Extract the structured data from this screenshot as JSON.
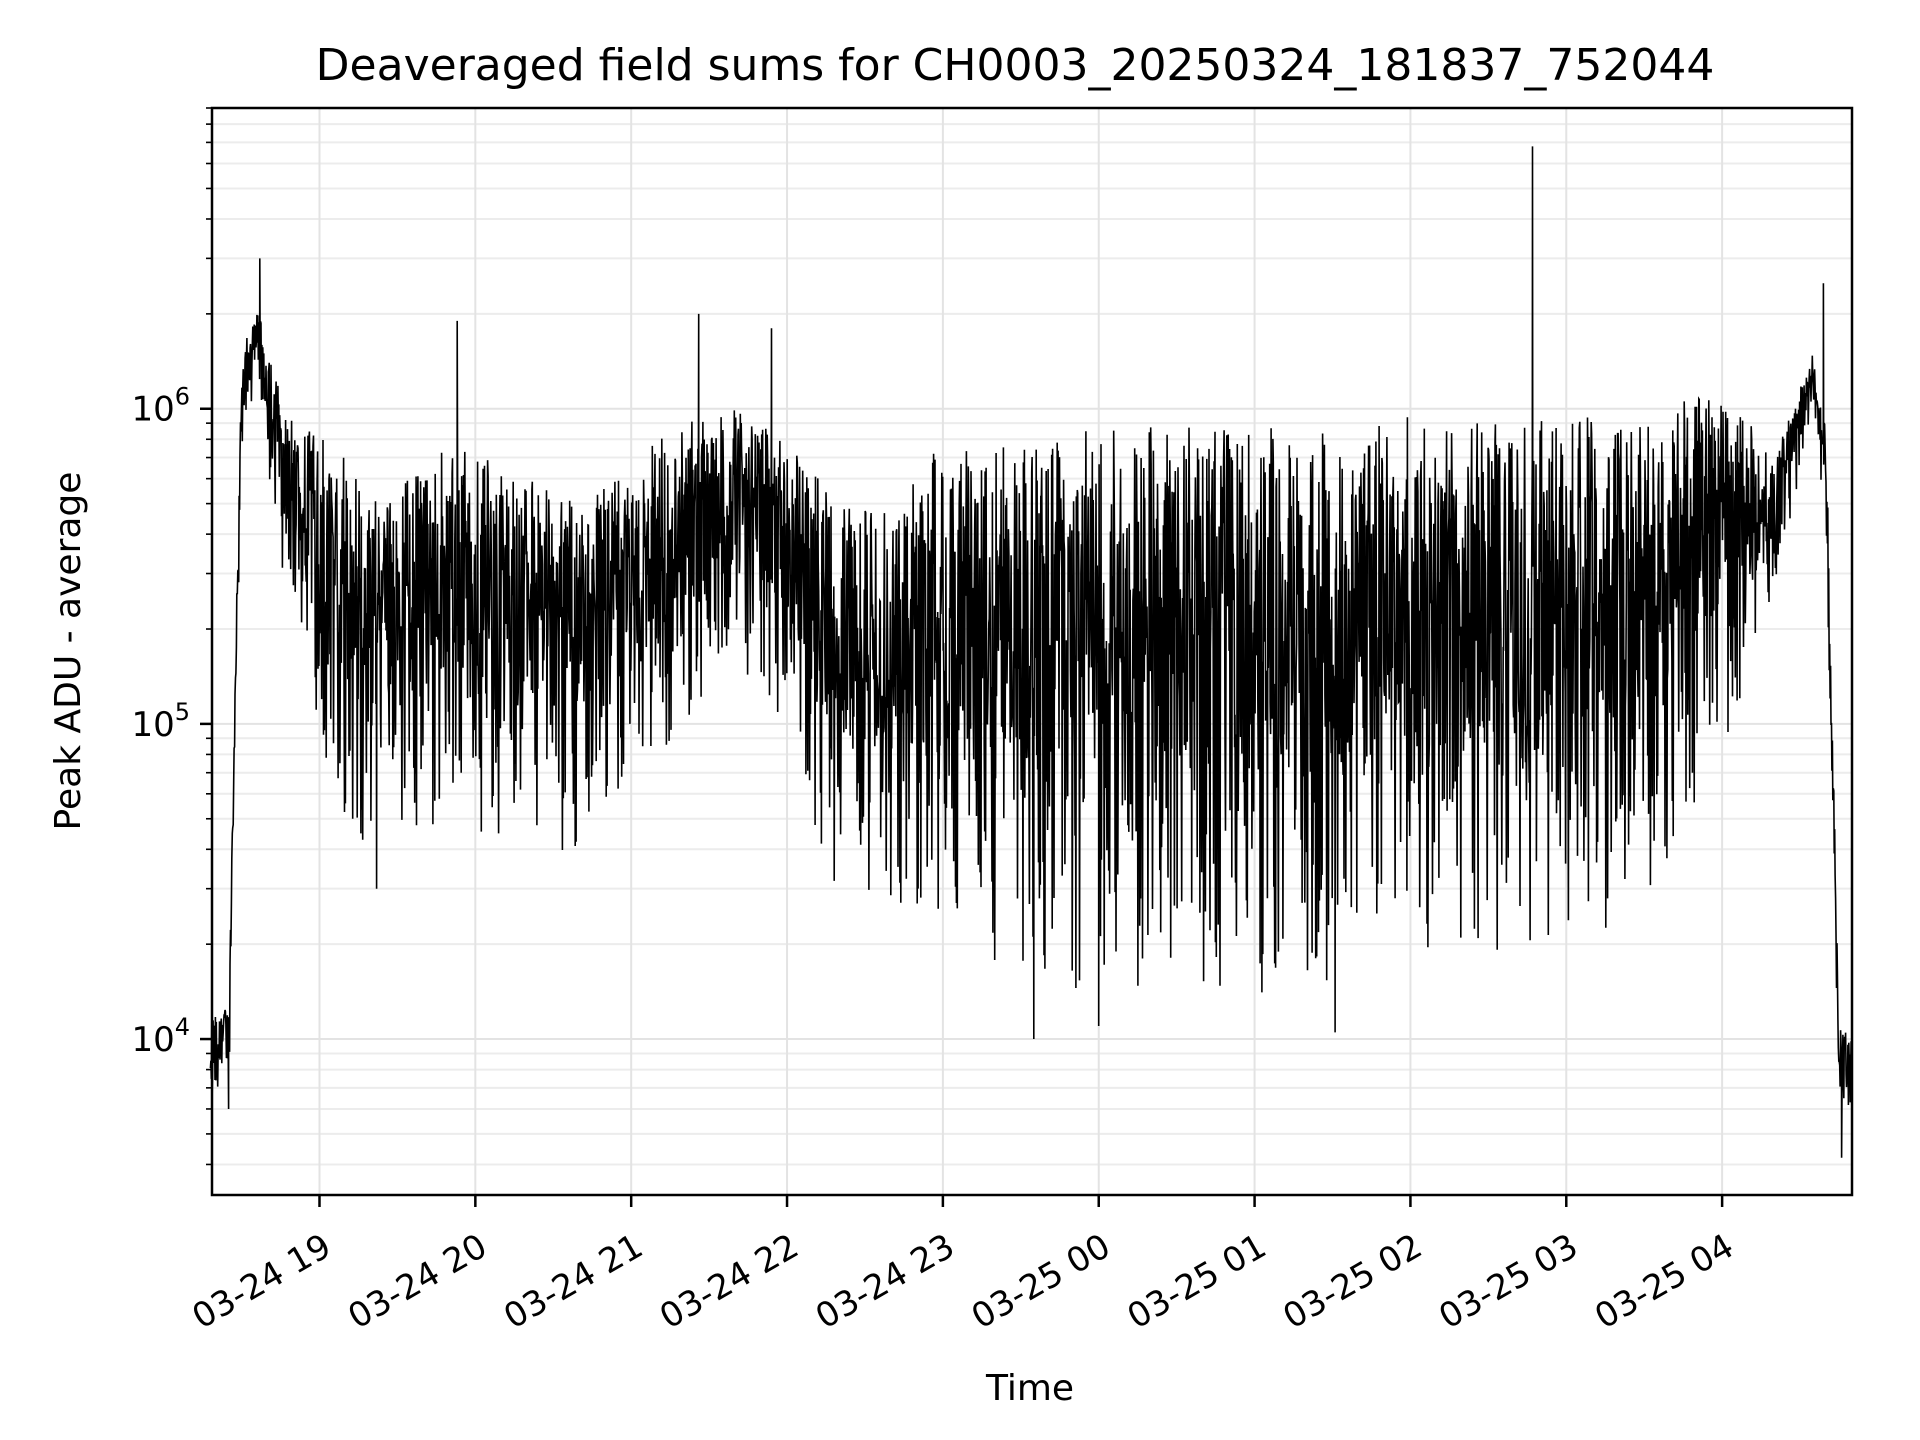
{
  "chart_data": {
    "type": "line",
    "title": "Deaveraged field sums for CH0003_20250324_181837_752044",
    "xlabel": "Time",
    "ylabel": "Peak ADU - average",
    "yscale": "log",
    "ylim": [
      3200,
      9000000
    ],
    "xlim": [
      "2025-03-24 18:18:37",
      "2025-03-25 04:50:00"
    ],
    "grid": true,
    "line_color": "#000000",
    "x_ticks": [
      {
        "time": "2025-03-24 19:00",
        "label": "03-24 19"
      },
      {
        "time": "2025-03-24 20:00",
        "label": "03-24 20"
      },
      {
        "time": "2025-03-24 21:00",
        "label": "03-24 21"
      },
      {
        "time": "2025-03-24 22:00",
        "label": "03-24 22"
      },
      {
        "time": "2025-03-24 23:00",
        "label": "03-24 23"
      },
      {
        "time": "2025-03-25 00:00",
        "label": "03-25 00"
      },
      {
        "time": "2025-03-25 01:00",
        "label": "03-25 01"
      },
      {
        "time": "2025-03-25 02:00",
        "label": "03-25 02"
      },
      {
        "time": "2025-03-25 03:00",
        "label": "03-25 03"
      },
      {
        "time": "2025-03-25 04:00",
        "label": "03-25 04"
      }
    ],
    "y_ticks": [
      {
        "value": 10000,
        "base": "10",
        "exp": "4"
      },
      {
        "value": 100000,
        "base": "10",
        "exp": "5"
      },
      {
        "value": 1000000,
        "base": "10",
        "exp": "6"
      }
    ],
    "series": [
      {
        "envelope": [
          {
            "t": "2025-03-24 18:18",
            "low": 6500,
            "high": 12000
          },
          {
            "t": "2025-03-24 18:25",
            "low": 6000,
            "high": 12500
          },
          {
            "t": "2025-03-24 18:30",
            "low": 700000,
            "high": 1500000
          },
          {
            "t": "2025-03-24 18:36",
            "low": 1200000,
            "high": 2100000
          },
          {
            "t": "2025-03-24 18:45",
            "low": 300000,
            "high": 1100000
          },
          {
            "t": "2025-03-24 18:55",
            "low": 150000,
            "high": 900000
          },
          {
            "t": "2025-03-24 19:05",
            "low": 60000,
            "high": 800000
          },
          {
            "t": "2025-03-24 19:20",
            "low": 35000,
            "high": 500000
          },
          {
            "t": "2025-03-24 19:40",
            "low": 45000,
            "high": 700000
          },
          {
            "t": "2025-03-24 20:00",
            "low": 45000,
            "high": 800000
          },
          {
            "t": "2025-03-24 20:20",
            "low": 40000,
            "high": 600000
          },
          {
            "t": "2025-03-24 20:40",
            "low": 38000,
            "high": 500000
          },
          {
            "t": "2025-03-24 21:00",
            "low": 60000,
            "high": 700000
          },
          {
            "t": "2025-03-24 21:20",
            "low": 100000,
            "high": 900000
          },
          {
            "t": "2025-03-24 21:40",
            "low": 150000,
            "high": 1000000
          },
          {
            "t": "2025-03-24 22:00",
            "low": 100000,
            "high": 800000
          },
          {
            "t": "2025-03-24 22:20",
            "low": 25000,
            "high": 500000
          },
          {
            "t": "2025-03-24 22:40",
            "low": 25000,
            "high": 500000
          },
          {
            "t": "2025-03-24 23:00",
            "low": 20000,
            "high": 800000
          },
          {
            "t": "2025-03-24 23:30",
            "low": 15000,
            "high": 850000
          },
          {
            "t": "2025-03-25 00:00",
            "low": 14000,
            "high": 900000
          },
          {
            "t": "2025-03-25 00:30",
            "low": 13000,
            "high": 900000
          },
          {
            "t": "2025-03-25 01:00",
            "low": 13000,
            "high": 900000
          },
          {
            "t": "2025-03-25 01:30",
            "low": 14000,
            "high": 900000
          },
          {
            "t": "2025-03-25 02:00",
            "low": 15000,
            "high": 950000
          },
          {
            "t": "2025-03-25 02:30",
            "low": 18000,
            "high": 950000
          },
          {
            "t": "2025-03-25 03:00",
            "low": 18000,
            "high": 950000
          },
          {
            "t": "2025-03-25 03:30",
            "low": 25000,
            "high": 1000000
          },
          {
            "t": "2025-03-25 04:00",
            "low": 80000,
            "high": 1200000
          },
          {
            "t": "2025-03-25 04:20",
            "low": 250000,
            "high": 700000
          },
          {
            "t": "2025-03-25 04:35",
            "low": 1000000,
            "high": 1500000
          },
          {
            "t": "2025-03-25 04:40",
            "low": 400000,
            "high": 900000
          },
          {
            "t": "2025-03-25 04:45",
            "low": 6000,
            "high": 11000
          },
          {
            "t": "2025-03-25 04:50",
            "low": 6000,
            "high": 10000
          }
        ],
        "peaks": [
          {
            "t": "2025-03-24 18:37",
            "value": 3000000
          },
          {
            "t": "2025-03-24 19:53",
            "value": 1900000
          },
          {
            "t": "2025-03-24 21:26",
            "value": 2000000
          },
          {
            "t": "2025-03-24 21:54",
            "value": 1800000
          },
          {
            "t": "2025-03-25 02:47",
            "value": 6800000
          },
          {
            "t": "2025-03-25 04:39",
            "value": 2500000
          }
        ],
        "dips": [
          {
            "t": "2025-03-24 18:25",
            "value": 6000
          },
          {
            "t": "2025-03-24 19:22",
            "value": 30000
          },
          {
            "t": "2025-03-24 23:35",
            "value": 10000
          },
          {
            "t": "2025-03-25 00:00",
            "value": 11000
          },
          {
            "t": "2025-03-25 01:31",
            "value": 10500
          },
          {
            "t": "2025-03-25 04:46",
            "value": 4200
          }
        ]
      }
    ]
  }
}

To do – Set down the material above as is, without any pictures.

Task answer –
Extract the structured data from this screenshot as JSON.
{
  "chart_data": {
    "type": "line",
    "title": "Deaveraged field sums for CH0003_20250324_181837_752044",
    "xlabel": "Time",
    "ylabel": "Peak ADU - average",
    "yscale": "log",
    "ylim": [
      3200,
      9000000
    ],
    "xlim": [
      "2025-03-24 18:18:37",
      "2025-03-25 04:50:00"
    ],
    "grid": true,
    "line_color": "#000000",
    "x_ticks": [
      {
        "time": "2025-03-24 19:00",
        "label": "03-24 19"
      },
      {
        "time": "2025-03-24 20:00",
        "label": "03-24 20"
      },
      {
        "time": "2025-03-24 21:00",
        "label": "03-24 21"
      },
      {
        "time": "2025-03-24 22:00",
        "label": "03-24 22"
      },
      {
        "time": "2025-03-24 23:00",
        "label": "03-24 23"
      },
      {
        "time": "2025-03-25 00:00",
        "label": "03-25 00"
      },
      {
        "time": "2025-03-25 01:00",
        "label": "03-25 01"
      },
      {
        "time": "2025-03-25 02:00",
        "label": "03-25 02"
      },
      {
        "time": "2025-03-25 03:00",
        "label": "03-25 03"
      },
      {
        "time": "2025-03-25 04:00",
        "label": "03-25 04"
      }
    ],
    "y_ticks": [
      {
        "value": 10000,
        "base": "10",
        "exp": "4"
      },
      {
        "value": 100000,
        "base": "10",
        "exp": "5"
      },
      {
        "value": 1000000,
        "base": "10",
        "exp": "6"
      }
    ],
    "series": [
      {
        "envelope": [
          {
            "t": "2025-03-24 18:18",
            "low": 6500,
            "high": 12000
          },
          {
            "t": "2025-03-24 18:25",
            "low": 6000,
            "high": 12500
          },
          {
            "t": "2025-03-24 18:30",
            "low": 700000,
            "high": 1500000
          },
          {
            "t": "2025-03-24 18:36",
            "low": 1200000,
            "high": 2100000
          },
          {
            "t": "2025-03-24 18:45",
            "low": 300000,
            "high": 1100000
          },
          {
            "t": "2025-03-24 18:55",
            "low": 150000,
            "high": 900000
          },
          {
            "t": "2025-03-24 19:05",
            "low": 60000,
            "high": 800000
          },
          {
            "t": "2025-03-24 19:20",
            "low": 35000,
            "high": 500000
          },
          {
            "t": "2025-03-24 19:40",
            "low": 45000,
            "high": 700000
          },
          {
            "t": "2025-03-24 20:00",
            "low": 45000,
            "high": 800000
          },
          {
            "t": "2025-03-24 20:20",
            "low": 40000,
            "high": 600000
          },
          {
            "t": "2025-03-24 20:40",
            "low": 38000,
            "high": 500000
          },
          {
            "t": "2025-03-24 21:00",
            "low": 60000,
            "high": 700000
          },
          {
            "t": "2025-03-24 21:20",
            "low": 100000,
            "high": 900000
          },
          {
            "t": "2025-03-24 21:40",
            "low": 150000,
            "high": 1000000
          },
          {
            "t": "2025-03-24 22:00",
            "low": 100000,
            "high": 800000
          },
          {
            "t": "2025-03-24 22:20",
            "low": 25000,
            "high": 500000
          },
          {
            "t": "2025-03-24 22:40",
            "low": 25000,
            "high": 500000
          },
          {
            "t": "2025-03-24 23:00",
            "low": 20000,
            "high": 800000
          },
          {
            "t": "2025-03-24 23:30",
            "low": 15000,
            "high": 850000
          },
          {
            "t": "2025-03-25 00:00",
            "low": 14000,
            "high": 900000
          },
          {
            "t": "2025-03-25 00:30",
            "low": 13000,
            "high": 900000
          },
          {
            "t": "2025-03-25 01:00",
            "low": 13000,
            "high": 900000
          },
          {
            "t": "2025-03-25 01:30",
            "low": 14000,
            "high": 900000
          },
          {
            "t": "2025-03-25 02:00",
            "low": 15000,
            "high": 950000
          },
          {
            "t": "2025-03-25 02:30",
            "low": 18000,
            "high": 950000
          },
          {
            "t": "2025-03-25 03:00",
            "low": 18000,
            "high": 950000
          },
          {
            "t": "2025-03-25 03:30",
            "low": 25000,
            "high": 1000000
          },
          {
            "t": "2025-03-25 04:00",
            "low": 80000,
            "high": 1200000
          },
          {
            "t": "2025-03-25 04:20",
            "low": 250000,
            "high": 700000
          },
          {
            "t": "2025-03-25 04:35",
            "low": 1000000,
            "high": 1500000
          },
          {
            "t": "2025-03-25 04:40",
            "low": 400000,
            "high": 900000
          },
          {
            "t": "2025-03-25 04:45",
            "low": 6000,
            "high": 11000
          },
          {
            "t": "2025-03-25 04:50",
            "low": 6000,
            "high": 10000
          }
        ],
        "peaks": [
          {
            "t": "2025-03-24 18:37",
            "value": 3000000
          },
          {
            "t": "2025-03-24 19:53",
            "value": 1900000
          },
          {
            "t": "2025-03-24 21:26",
            "value": 2000000
          },
          {
            "t": "2025-03-24 21:54",
            "value": 1800000
          },
          {
            "t": "2025-03-25 02:47",
            "value": 6800000
          },
          {
            "t": "2025-03-25 04:39",
            "value": 2500000
          }
        ],
        "dips": [
          {
            "t": "2025-03-24 18:25",
            "value": 6000
          },
          {
            "t": "2025-03-24 19:22",
            "value": 30000
          },
          {
            "t": "2025-03-24 23:35",
            "value": 10000
          },
          {
            "t": "2025-03-25 00:00",
            "value": 11000
          },
          {
            "t": "2025-03-25 01:31",
            "value": 10500
          },
          {
            "t": "2025-03-25 04:46",
            "value": 4200
          }
        ]
      }
    ]
  }
}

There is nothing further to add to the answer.